## Begin

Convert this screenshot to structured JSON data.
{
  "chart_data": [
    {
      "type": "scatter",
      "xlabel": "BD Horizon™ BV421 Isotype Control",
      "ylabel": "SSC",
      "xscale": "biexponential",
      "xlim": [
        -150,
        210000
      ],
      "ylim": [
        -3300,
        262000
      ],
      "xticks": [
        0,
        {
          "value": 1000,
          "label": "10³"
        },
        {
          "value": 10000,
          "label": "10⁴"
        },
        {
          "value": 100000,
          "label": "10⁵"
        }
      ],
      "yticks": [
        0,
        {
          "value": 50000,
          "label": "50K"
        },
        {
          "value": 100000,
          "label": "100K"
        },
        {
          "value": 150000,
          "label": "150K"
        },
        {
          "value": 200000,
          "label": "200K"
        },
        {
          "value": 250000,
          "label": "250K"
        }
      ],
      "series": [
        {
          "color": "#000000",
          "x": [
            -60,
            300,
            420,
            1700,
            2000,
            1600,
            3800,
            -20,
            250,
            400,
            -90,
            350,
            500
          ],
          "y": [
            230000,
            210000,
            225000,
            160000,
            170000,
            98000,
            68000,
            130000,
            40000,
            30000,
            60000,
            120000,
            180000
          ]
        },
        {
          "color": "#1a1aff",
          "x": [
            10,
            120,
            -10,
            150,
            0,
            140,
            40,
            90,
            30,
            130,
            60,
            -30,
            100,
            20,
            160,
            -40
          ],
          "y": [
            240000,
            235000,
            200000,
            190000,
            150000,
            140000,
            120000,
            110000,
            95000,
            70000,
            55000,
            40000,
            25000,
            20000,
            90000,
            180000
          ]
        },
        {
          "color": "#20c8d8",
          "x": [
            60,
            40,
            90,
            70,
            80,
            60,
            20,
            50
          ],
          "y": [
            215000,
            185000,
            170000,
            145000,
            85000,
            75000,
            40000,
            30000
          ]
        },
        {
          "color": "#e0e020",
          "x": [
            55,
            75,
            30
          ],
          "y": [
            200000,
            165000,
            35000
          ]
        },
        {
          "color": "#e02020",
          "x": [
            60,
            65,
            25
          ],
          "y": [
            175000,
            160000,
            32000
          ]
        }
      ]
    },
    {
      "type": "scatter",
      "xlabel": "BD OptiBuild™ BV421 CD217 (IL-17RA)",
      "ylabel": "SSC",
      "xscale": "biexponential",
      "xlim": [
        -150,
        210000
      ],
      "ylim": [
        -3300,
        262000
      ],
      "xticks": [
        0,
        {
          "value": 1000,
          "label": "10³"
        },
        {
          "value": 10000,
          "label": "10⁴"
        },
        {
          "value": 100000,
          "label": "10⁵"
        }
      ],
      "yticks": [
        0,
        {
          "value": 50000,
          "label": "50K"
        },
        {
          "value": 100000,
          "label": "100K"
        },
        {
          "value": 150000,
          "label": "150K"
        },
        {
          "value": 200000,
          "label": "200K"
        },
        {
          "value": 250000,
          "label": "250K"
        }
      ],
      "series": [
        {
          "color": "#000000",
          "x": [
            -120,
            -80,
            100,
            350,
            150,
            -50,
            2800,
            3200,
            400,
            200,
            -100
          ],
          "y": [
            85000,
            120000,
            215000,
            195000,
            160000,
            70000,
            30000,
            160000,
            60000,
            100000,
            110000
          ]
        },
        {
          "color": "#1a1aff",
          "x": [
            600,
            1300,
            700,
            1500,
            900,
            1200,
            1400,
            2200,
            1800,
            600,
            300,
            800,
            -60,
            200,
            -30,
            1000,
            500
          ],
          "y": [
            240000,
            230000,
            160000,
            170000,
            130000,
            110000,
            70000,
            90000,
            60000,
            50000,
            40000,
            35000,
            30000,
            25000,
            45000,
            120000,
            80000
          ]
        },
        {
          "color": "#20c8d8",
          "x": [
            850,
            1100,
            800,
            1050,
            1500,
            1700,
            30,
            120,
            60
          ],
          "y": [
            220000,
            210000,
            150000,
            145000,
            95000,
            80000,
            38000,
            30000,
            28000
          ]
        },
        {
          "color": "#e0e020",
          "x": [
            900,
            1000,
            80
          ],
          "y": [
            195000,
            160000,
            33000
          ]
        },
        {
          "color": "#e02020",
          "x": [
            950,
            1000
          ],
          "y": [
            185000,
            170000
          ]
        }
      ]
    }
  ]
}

## End

● **Exercise requirements**
Write the material out again word for word.

● **Written solution**
Convert this screenshot to structured JSON data.
{
  "chart_data": [
    {
      "type": "scatter",
      "xlabel": "BD Horizon™ BV421 Isotype Control",
      "ylabel": "SSC",
      "xscale": "biexponential",
      "xlim": [
        -150,
        210000
      ],
      "ylim": [
        -3300,
        262000
      ],
      "xticks": [
        0,
        {
          "value": 1000,
          "label": "10³"
        },
        {
          "value": 10000,
          "label": "10⁴"
        },
        {
          "value": 100000,
          "label": "10⁵"
        }
      ],
      "yticks": [
        0,
        {
          "value": 50000,
          "label": "50K"
        },
        {
          "value": 100000,
          "label": "100K"
        },
        {
          "value": 150000,
          "label": "150K"
        },
        {
          "value": 200000,
          "label": "200K"
        },
        {
          "value": 250000,
          "label": "250K"
        }
      ],
      "series": [
        {
          "color": "#000000",
          "x": [
            -60,
            300,
            420,
            1700,
            2000,
            1600,
            3800,
            -20,
            250,
            400,
            -90,
            350,
            500
          ],
          "y": [
            230000,
            210000,
            225000,
            160000,
            170000,
            98000,
            68000,
            130000,
            40000,
            30000,
            60000,
            120000,
            180000
          ]
        },
        {
          "color": "#1a1aff",
          "x": [
            10,
            120,
            -10,
            150,
            0,
            140,
            40,
            90,
            30,
            130,
            60,
            -30,
            100,
            20,
            160,
            -40
          ],
          "y": [
            240000,
            235000,
            200000,
            190000,
            150000,
            140000,
            120000,
            110000,
            95000,
            70000,
            55000,
            40000,
            25000,
            20000,
            90000,
            180000
          ]
        },
        {
          "color": "#20c8d8",
          "x": [
            60,
            40,
            90,
            70,
            80,
            60,
            20,
            50
          ],
          "y": [
            215000,
            185000,
            170000,
            145000,
            85000,
            75000,
            40000,
            30000
          ]
        },
        {
          "color": "#e0e020",
          "x": [
            55,
            75,
            30
          ],
          "y": [
            200000,
            165000,
            35000
          ]
        },
        {
          "color": "#e02020",
          "x": [
            60,
            65,
            25
          ],
          "y": [
            175000,
            160000,
            32000
          ]
        }
      ]
    },
    {
      "type": "scatter",
      "xlabel": "BD OptiBuild™ BV421 CD217 (IL-17RA)",
      "ylabel": "SSC",
      "xscale": "biexponential",
      "xlim": [
        -150,
        210000
      ],
      "ylim": [
        -3300,
        262000
      ],
      "xticks": [
        0,
        {
          "value": 1000,
          "label": "10³"
        },
        {
          "value": 10000,
          "label": "10⁴"
        },
        {
          "value": 100000,
          "label": "10⁵"
        }
      ],
      "yticks": [
        0,
        {
          "value": 50000,
          "label": "50K"
        },
        {
          "value": 100000,
          "label": "100K"
        },
        {
          "value": 150000,
          "label": "150K"
        },
        {
          "value": 200000,
          "label": "200K"
        },
        {
          "value": 250000,
          "label": "250K"
        }
      ],
      "series": [
        {
          "color": "#000000",
          "x": [
            -120,
            -80,
            100,
            350,
            150,
            -50,
            2800,
            3200,
            400,
            200,
            -100
          ],
          "y": [
            85000,
            120000,
            215000,
            195000,
            160000,
            70000,
            30000,
            160000,
            60000,
            100000,
            110000
          ]
        },
        {
          "color": "#1a1aff",
          "x": [
            600,
            1300,
            700,
            1500,
            900,
            1200,
            1400,
            2200,
            1800,
            600,
            300,
            800,
            -60,
            200,
            -30,
            1000,
            500
          ],
          "y": [
            240000,
            230000,
            160000,
            170000,
            130000,
            110000,
            70000,
            90000,
            60000,
            50000,
            40000,
            35000,
            30000,
            25000,
            45000,
            120000,
            80000
          ]
        },
        {
          "color": "#20c8d8",
          "x": [
            850,
            1100,
            800,
            1050,
            1500,
            1700,
            30,
            120,
            60
          ],
          "y": [
            220000,
            210000,
            150000,
            145000,
            95000,
            80000,
            38000,
            30000,
            28000
          ]
        },
        {
          "color": "#e0e020",
          "x": [
            900,
            1000,
            80
          ],
          "y": [
            195000,
            160000,
            33000
          ]
        },
        {
          "color": "#e02020",
          "x": [
            950,
            1000
          ],
          "y": [
            185000,
            170000
          ]
        }
      ]
    }
  ]
}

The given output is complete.